TASK PROMPT: Find the line containing "OCR this image.". Retype it and every later line of the records exactly, leaving out pictures.

Records contained in a dataset
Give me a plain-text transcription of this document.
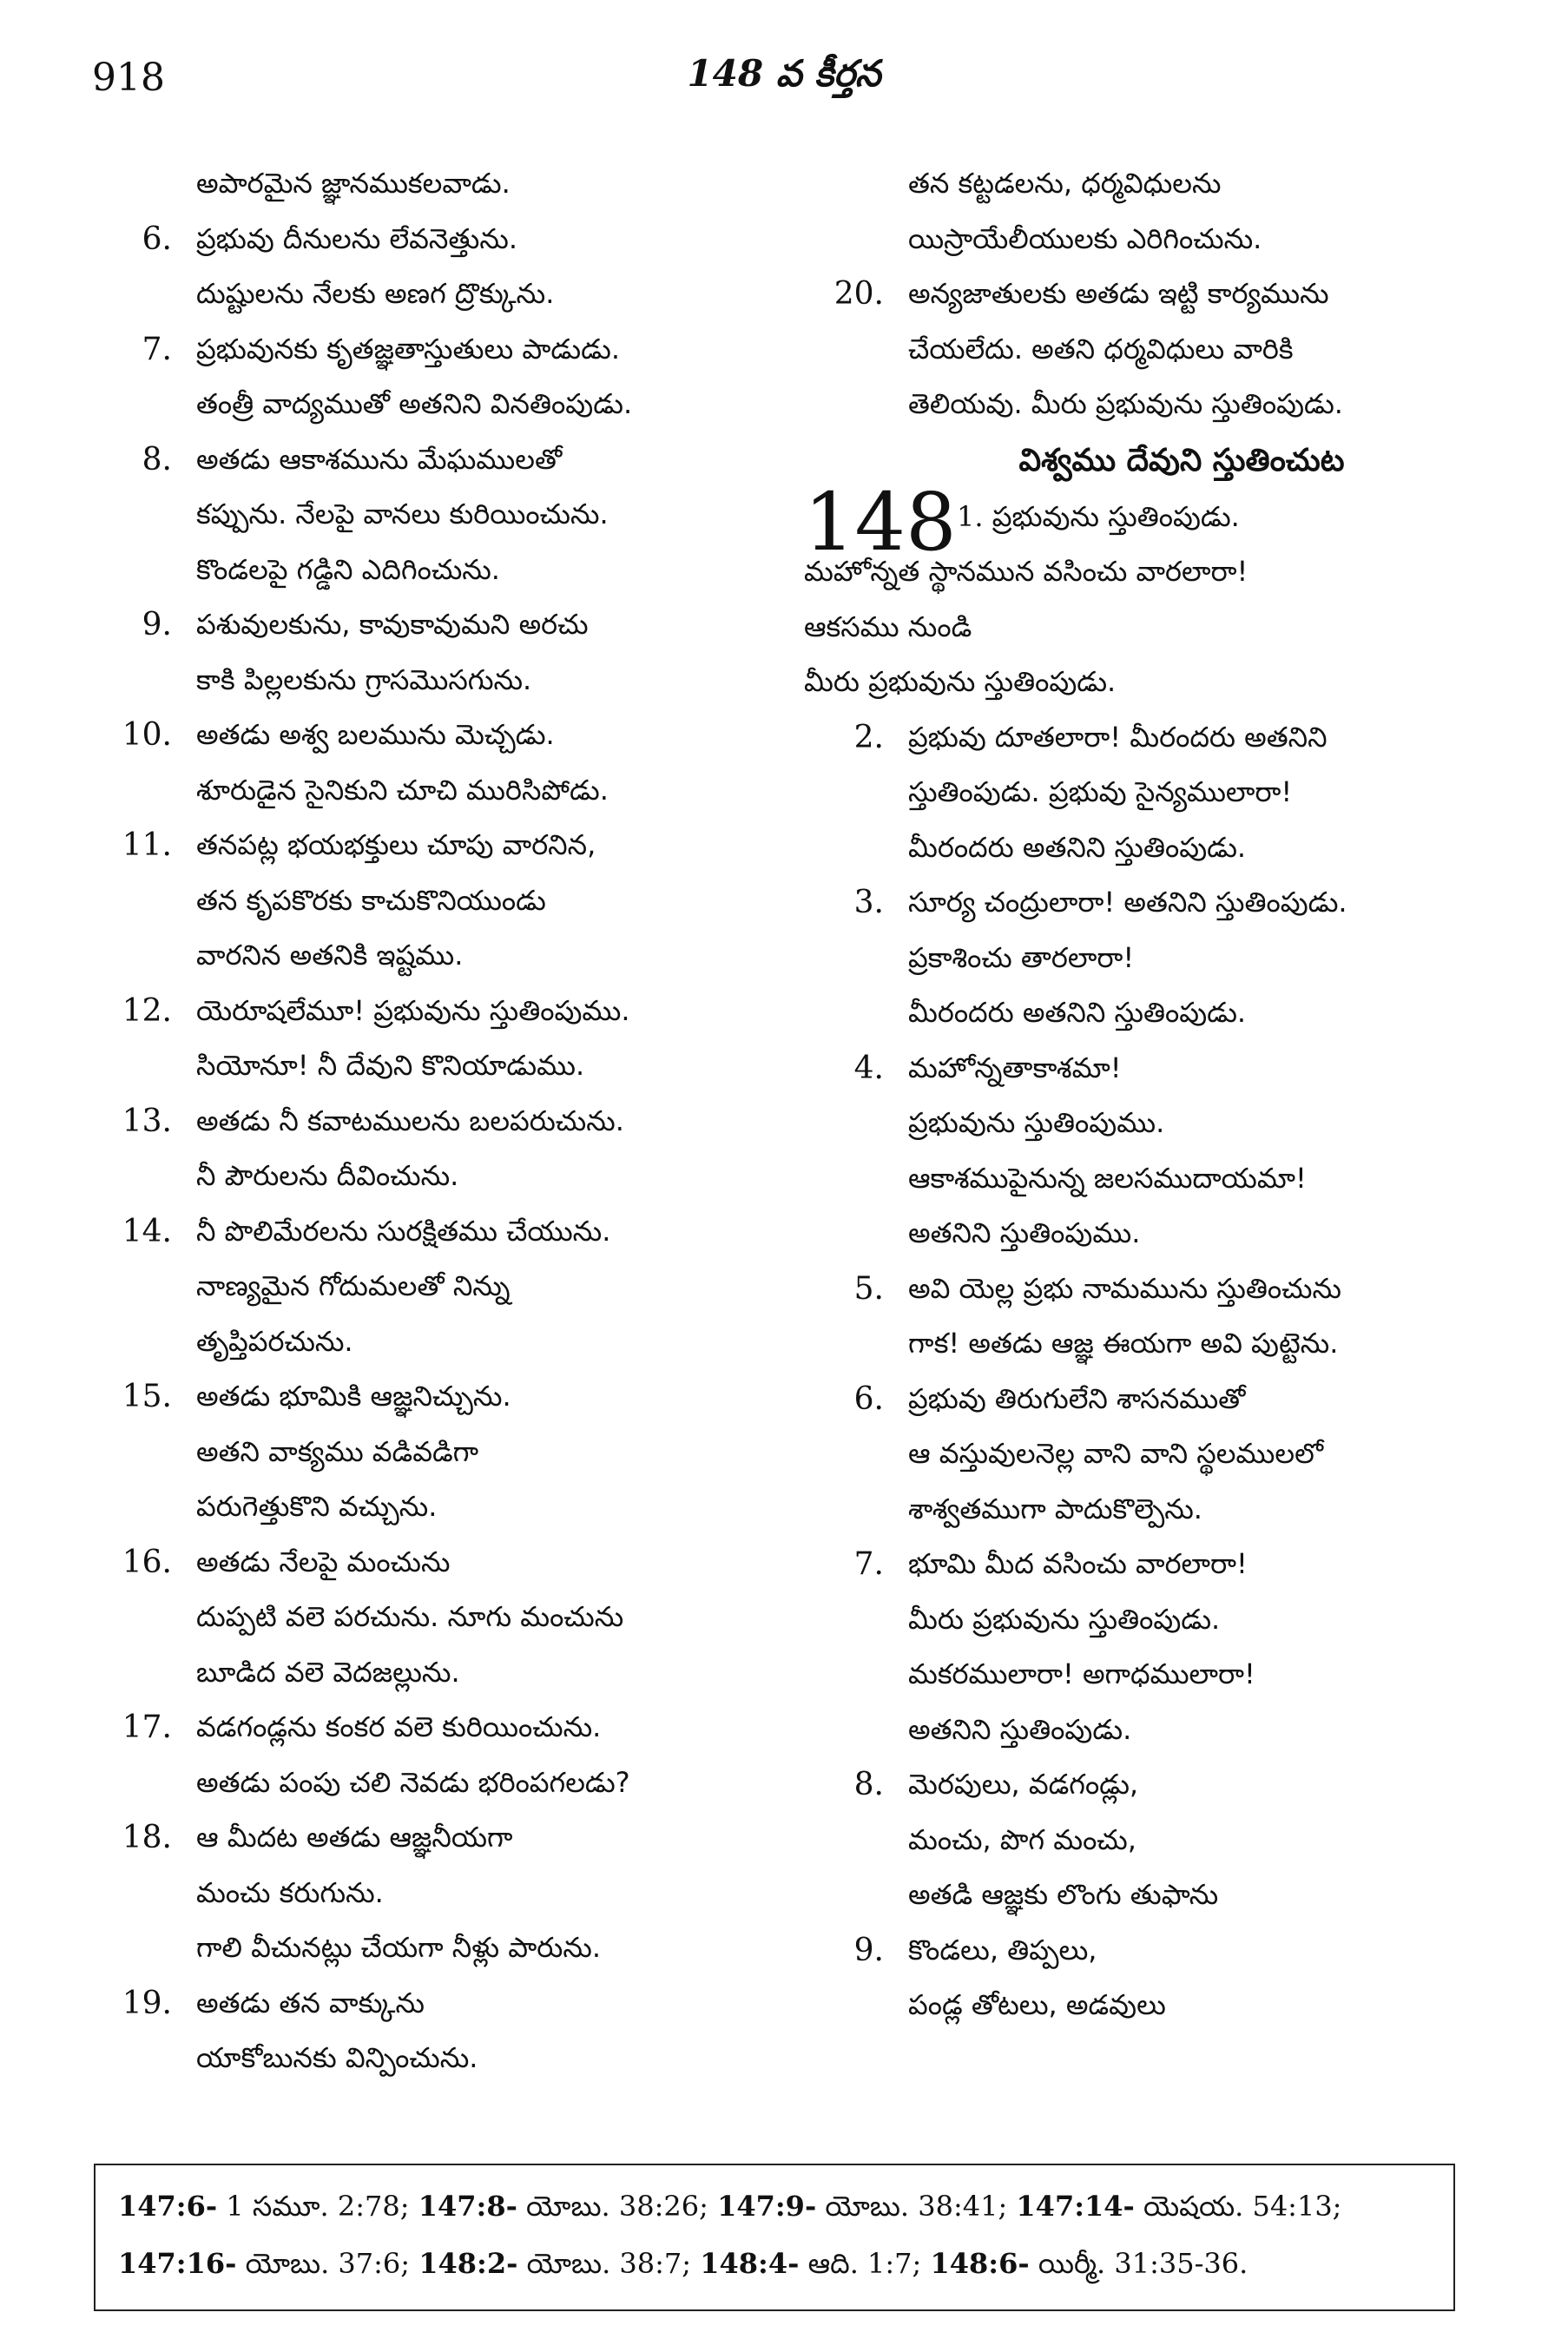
918	148 వ కీర్తన
అపారమైన జ్ఞానముకలవాడు.
6. ప్రభువు దీనులను లేవనెత్తును.
దుష్టులను నేలకు అణగ ద్రొక్కును.
7. ప్రభువునకు కృతజ్ఞతాస్తుతులు పాడుడు.
తంత్రీ వాద్యముతో అతనిని వినతింపుడు.
8. అతడు ఆకాశమును మేఘములతో
కప్పును. నేలపై వానలు కురియించును.
కొండలపై గడ్డిని ఎదిగించును.
9. పశువులకును, కావుకావుమని అరచు
కాకి పిల్లలకును గ్రాసమొసగును.
10. అతడు అశ్వ బలమును మెచ్చడు.
శూరుడైన సైనికుని చూచి మురిసిపోడు.
11. తనపట్ల భయభక్తులు చూపు వారనిన,
తన కృపకొరకు కాచుకొనియుండు
వారనిన అతనికి ఇష్టము.
12. యెరూషలేమూ! ప్రభువును స్తుతింపుము.
సియోనూ! నీ దేవుని కొనియాడుము.
13. అతడు నీ కవాటములను బలపరుచును.
నీ పౌరులను దీవించును.
14. నీ పొలిమేరలను సురక్షితము చేయును.
నాణ్యమైన గోదుమలతో నిన్ను
తృప్తిపరచును.
15. అతడు భూమికి ఆజ్ఞనిచ్చును.
అతని వాక్యము వడివడిగా
పరుగెత్తుకొని వచ్చును.
16. అతడు నేలపై మంచును
దుప్పటి వలె పరచును. నూగు మంచును
బూడిద వలె వెదజల్లును.
17. వడగండ్లను కంకర వలె కురియించును.
అతడు పంపు చలి నెవడు భరింపగలడు?
18. ఆ మీదట అతడు ఆజ్ఞనీయగా
మంచు కరుగును.
గాలి వీచునట్లు చేయగా నీళ్లు పారును.
19. అతడు తన వాక్కును
యాకోబునకు విన్పించును.
తన కట్టడలను, ధర్మవిధులను
యిస్రాయేలీయులకు ఎరిగించును.
20. అన్యజాతులకు అతడు ఇట్టి కార్యమును
చేయలేదు. అతని ధర్మవిధులు వారికి
తెలియవు. మీరు ప్రభువును స్తుతింపుడు.
విశ్వము దేవుని స్తుతించుట
148 1. ప్రభువును స్తుతింపుడు.
మహోన్నత స్థానమున వసించు వారలారా!
ఆకసము నుండి
మీరు ప్రభువును స్తుతింపుడు.
2. ప్రభువు దూతలారా! మీరందరు అతనిని
స్తుతింపుడు. ప్రభువు సైన్యములారా!
మీరందరు అతనిని స్తుతింపుడు.
3. సూర్య చంద్రులారా! అతనిని స్తుతింపుడు.
ప్రకాశించు తారలారా!
మీరందరు అతనిని స్తుతింపుడు.
4. మహోన్నతాకాశమా!
ప్రభువును స్తుతింపుము.
ఆకాశముపైనున్న జలసముదాయమా!
అతనిని స్తుతింపుము.
5. అవి యెల్ల ప్రభు నామమును స్తుతించును
గాక! అతడు ఆజ్ఞ ఈయగా అవి పుట్టెను.
6. ప్రభువు తిరుగులేని శాసనముతో
ఆ వస్తువులనెల్ల వాని వాని స్థలములలో
శాశ్వతముగా పాదుకొల్పెను.
7. భూమి మీద వసించు వారలారా!
మీరు ప్రభువును స్తుతింపుడు.
మకరములారా! అగాధములారా!
అతనిని స్తుతింపుడు.
8. మెరపులు, వడగండ్లు,
మంచు, పొగ మంచు,
అతడి ఆజ్ఞకు లొంగు తుఫాను
9. కొండలు, తిప్పలు,
పండ్ల తోటలు, అడవులు
147:6- 1 సమూ. 2:78; 147:8- యోబు. 38:26; 147:9- యోబు. 38:41; 147:14- యెషయ. 54:13;
147:16- యోబు. 37:6; 148:2- యోబు. 38:7; 148:4- ఆది. 1:7; 148:6- యిర్మీ. 31:35-36.
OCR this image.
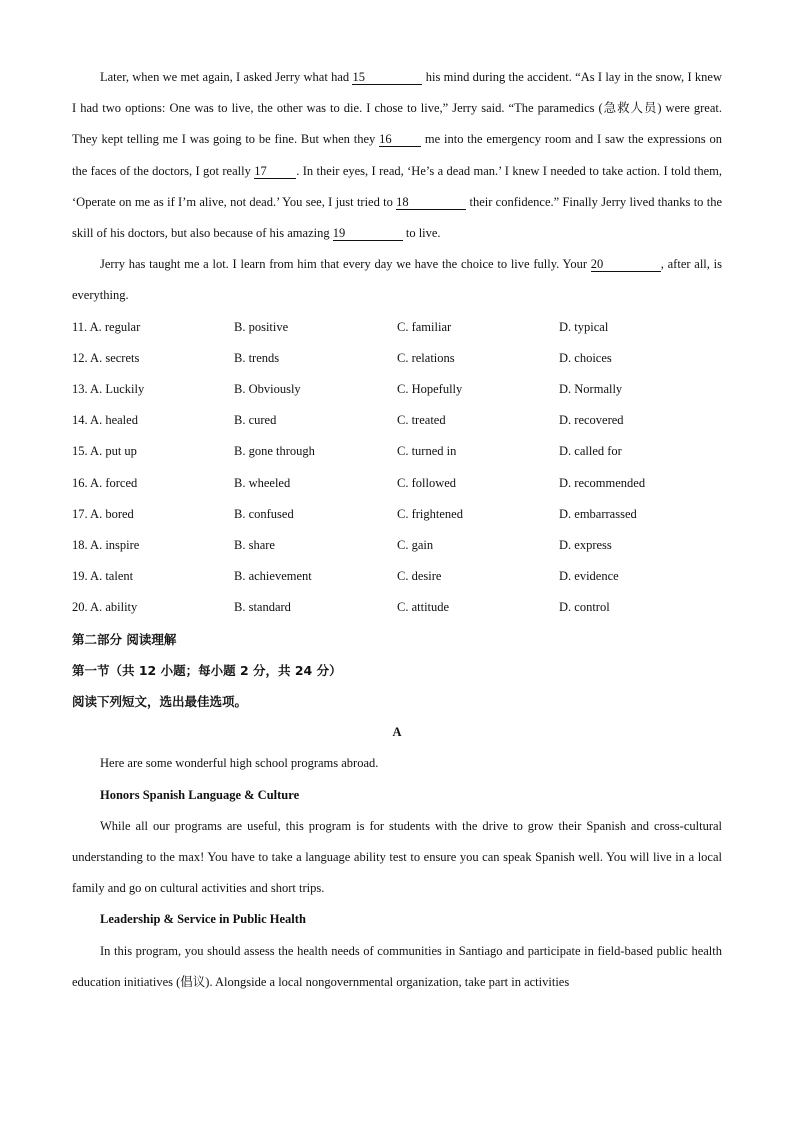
Later, when we met again, I asked Jerry what had 15	his mind during the accident. “As I lay in the snow, I knew I had two options: One was to live, the other was to die. I chose to live,” Jerry said. “The paramedics (急救人员) were great. They kept telling me I was going to be fine. But when they 16 me into the emergency room and I saw the expressions on the faces of the doctors, I got really 17 . In their eyes, I read, ‘He’s a dead man.’ I knew I needed to take action. I told them, ‘Operate on me as if I’m alive, not dead.’ You see, I just tried to 18	their confidence.” Finally Jerry lived thanks to the skill of his doctors, but also because of his amazing 19	to live.

Jerry has taught me a lot. I learn from him that every day we have the choice to live fully. Your 20	, after all, is everything.

11. A. regular	B. positive	C. familiar	D. typical
12. A. secrets	B. trends	C. relations	D. choices
13. A. Luckily	B. Obviously	C. Hopefully	D. Normally
14. A. healed	B. cured	C. treated	D. recovered
15. A. put up	B. gone through	C. turned in	D. called for
16. A. forced	B. wheeled	C. followed	D. recommended
17. A. bored	B. confused	C. frightened	D. embarrassed
18. A. inspire	B. share	C. gain	D. express
19. A. talent	B. achievement	C. desire	D. evidence
20. A. ability	B. standard	C. attitude	D. control

第二部分 阅读理解

第一节（共 12 小题；每小题 2 分，共 24 分）

阅读下列短文，选出最佳选项。

A

Here are some wonderful high school programs abroad.

Honors Spanish Language & Culture

While all our programs are useful, this program is for students with the drive to grow their Spanish and cross-cultural understanding to the max! You have to take a language ability test to ensure you can speak Spanish well. You will live in a local family and go on cultural activities and short trips.

Leadership & Service in Public Health

In this program, you should assess the health needs of communities in Santiago and participate in field-based public health education initiatives (倡议). Alongside a local nongovernmental organization, take part in activities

REPLY TO THE TASK:
OCR this image.
Later, when we met again, I asked Jerry what had 15	his mind during the accident. “As I lay in the snow, I knew I had two options: One was to live, the other was to die. I chose to live,” Jerry said. “The paramedics (急救人员) were great. They kept telling me I was going to be fine. But when they 16 me into the emergency room and I saw the expressions on the faces of the doctors, I got really 17 . In their eyes, I read, ‘He’s a dead man.’ I knew I needed to take action. I told them, ‘Operate on me as if I’m alive, not dead.’ You see, I just tried to 18	their confidence.” Finally Jerry lived thanks to the skill of his doctors, but also because of his amazing 19	to live.

Jerry has taught me a lot. I learn from him that every day we have the choice to live fully. Your 20	, after all, is everything.

11. A. regular	B. positive	C. familiar	D. typical
12. A. secrets	B. trends	C. relations	D. choices
13. A. Luckily	B. Obviously	C. Hopefully	D. Normally
14. A. healed	B. cured	C. treated	D. recovered
15. A. put up	B. gone through	C. turned in	D. called for
16. A. forced	B. wheeled	C. followed	D. recommended
17. A. bored	B. confused	C. frightened	D. embarrassed
18. A. inspire	B. share	C. gain	D. express
19. A. talent	B. achievement	C. desire	D. evidence
20. A. ability	B. standard	C. attitude	D. control

第二部分 阅读理解

第一节（共 12 小题；每小题 2 分，共 24 分）

阅读下列短文，选出最佳选项。

A

Here are some wonderful high school programs abroad.

Honors Spanish Language & Culture

While all our programs are useful, this program is for students with the drive to grow their Spanish and cross-cultural understanding to the max! You have to take a language ability test to ensure you can speak Spanish well. You will live in a local family and go on cultural activities and short trips.

Leadership & Service in Public Health

In this program, you should assess the health needs of communities in Santiago and participate in field-based public health education initiatives (倡议). Alongside a local nongovernmental organization, take part in activities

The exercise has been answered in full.